:: Set task ::
Copy all of the material below line for line, changing nothing.

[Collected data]
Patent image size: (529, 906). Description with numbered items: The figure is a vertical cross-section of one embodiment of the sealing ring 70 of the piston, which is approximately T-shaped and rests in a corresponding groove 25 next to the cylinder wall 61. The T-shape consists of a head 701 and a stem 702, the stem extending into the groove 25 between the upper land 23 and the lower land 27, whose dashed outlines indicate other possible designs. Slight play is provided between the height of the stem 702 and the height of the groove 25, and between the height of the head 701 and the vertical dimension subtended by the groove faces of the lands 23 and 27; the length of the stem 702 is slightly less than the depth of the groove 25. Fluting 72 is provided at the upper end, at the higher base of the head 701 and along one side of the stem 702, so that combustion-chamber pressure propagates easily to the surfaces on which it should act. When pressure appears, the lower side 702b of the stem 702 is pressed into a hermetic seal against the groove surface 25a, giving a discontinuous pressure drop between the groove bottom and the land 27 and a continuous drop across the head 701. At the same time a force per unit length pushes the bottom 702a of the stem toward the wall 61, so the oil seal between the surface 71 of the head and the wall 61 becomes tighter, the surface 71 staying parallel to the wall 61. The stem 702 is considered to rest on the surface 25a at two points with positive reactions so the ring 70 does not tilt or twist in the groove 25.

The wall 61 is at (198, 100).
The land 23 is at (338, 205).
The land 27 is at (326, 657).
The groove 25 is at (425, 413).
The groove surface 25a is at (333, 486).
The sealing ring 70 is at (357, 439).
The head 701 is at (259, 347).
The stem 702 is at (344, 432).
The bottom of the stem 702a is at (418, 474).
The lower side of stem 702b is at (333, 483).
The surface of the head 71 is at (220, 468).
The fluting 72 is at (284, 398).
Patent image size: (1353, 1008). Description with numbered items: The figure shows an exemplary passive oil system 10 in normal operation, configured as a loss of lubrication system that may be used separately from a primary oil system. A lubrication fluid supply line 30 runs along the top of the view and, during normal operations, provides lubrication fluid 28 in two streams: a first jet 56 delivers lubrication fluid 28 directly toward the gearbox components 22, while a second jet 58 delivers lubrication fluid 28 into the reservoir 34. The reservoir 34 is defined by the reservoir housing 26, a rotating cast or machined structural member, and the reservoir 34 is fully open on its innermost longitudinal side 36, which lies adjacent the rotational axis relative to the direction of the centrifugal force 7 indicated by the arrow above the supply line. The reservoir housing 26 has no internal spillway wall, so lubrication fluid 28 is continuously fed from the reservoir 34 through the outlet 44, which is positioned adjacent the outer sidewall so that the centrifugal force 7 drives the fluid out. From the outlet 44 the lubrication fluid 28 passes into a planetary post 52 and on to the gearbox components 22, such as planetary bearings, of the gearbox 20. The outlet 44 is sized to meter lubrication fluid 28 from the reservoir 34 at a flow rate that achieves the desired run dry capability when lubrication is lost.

:: Task result ::
Patent image size: (529, 906). Description with numbered items: The figure is a vertical cross-section of one embodiment of the sealing ring 70 of the piston, which is approximately T-shaped and rests in a corresponding groove 25 next to the cylinder wall 61. The T-shape consists of a head 701 and a stem 702, the stem extending into the groove 25 between the upper land 23 and the lower land 27, whose dashed outlines indicate other possible designs. Slight play is provided between the height of the stem 702 and the height of the groove 25, and between the height of the head 701 and the vertical dimension subtended by the groove faces of the lands 23 and 27; the length of the stem 702 is slightly less than the depth of the groove 25. Fluting 72 is provided at the upper end, at the higher base of the head 701 and along one side of the stem 702, so that combustion-chamber pressure propagates easily to the surfaces on which it should act. When pressure appears, the lower side 702b of the stem 702 is pressed into a hermetic seal against the groove surface 25a, giving a discontinuous pressure drop between the groove bottom and the land 27 and a continuous drop across the head 701. At the same time a force per unit length pushes the bottom 702a of the stem toward the wall 61, so the oil seal between the surface 71 of the head and the wall 61 becomes tighter, the surface 71 staying parallel to the wall 61. The stem 702 is considered to rest on the surface 25a at two points with positive reactions so the ring 70 does not tilt or twist in the groove 25.

The wall 61 is at (198, 100).
The land 23 is at (338, 205).
The land 27 is at (326, 657).
The groove 25 is at (425, 413).
The groove surface 25a is at (333, 486).
The sealing ring 70 is at (357, 439).
The head 701 is at (259, 347).
The stem 702 is at (344, 432).
The bottom of the stem 702a is at (418, 474).
The lower side of stem 702b is at (333, 483).
The surface of the head 71 is at (220, 468).
The fluting 72 is at (284, 398).
Patent image size: (1353, 1008). Description with numbered items: The figure shows an exemplary passive oil system 10 in normal operation, configured as a loss of lubrication system that may be used separately from a primary oil system. A lubrication fluid supply line 30 runs along the top of the view and, during normal operations, provides lubrication fluid 28 in two streams: a first jet 56 delivers lubrication fluid 28 directly toward the gearbox components 22, while a second jet 58 delivers lubrication fluid 28 into the reservoir 34. The reservoir 34 is defined by the reservoir housing 26, a rotating cast or machined structural member, and the reservoir 34 is fully open on its innermost longitudinal side 36, which lies adjacent the rotational axis relative to the direction of the centrifugal force 7 indicated by the arrow above the supply line. The reservoir housing 26 has no internal spillway wall, so lubrication fluid 28 is continuously fed from the reservoir 34 through the outlet 44, which is positioned adjacent the outer sidewall so that the centrifugal force 7 drives the fluid out. From the outlet 44 the lubrication fluid 28 passes into a planetary post 52 and on to the gearbox components 22, such as planetary bearings, of the gearbox 20. The outlet 44 is sized to meter lubrication fluid 28 from the reservoir 34 at a flow rate that achieves the desired run dry capability when lubrication is lost.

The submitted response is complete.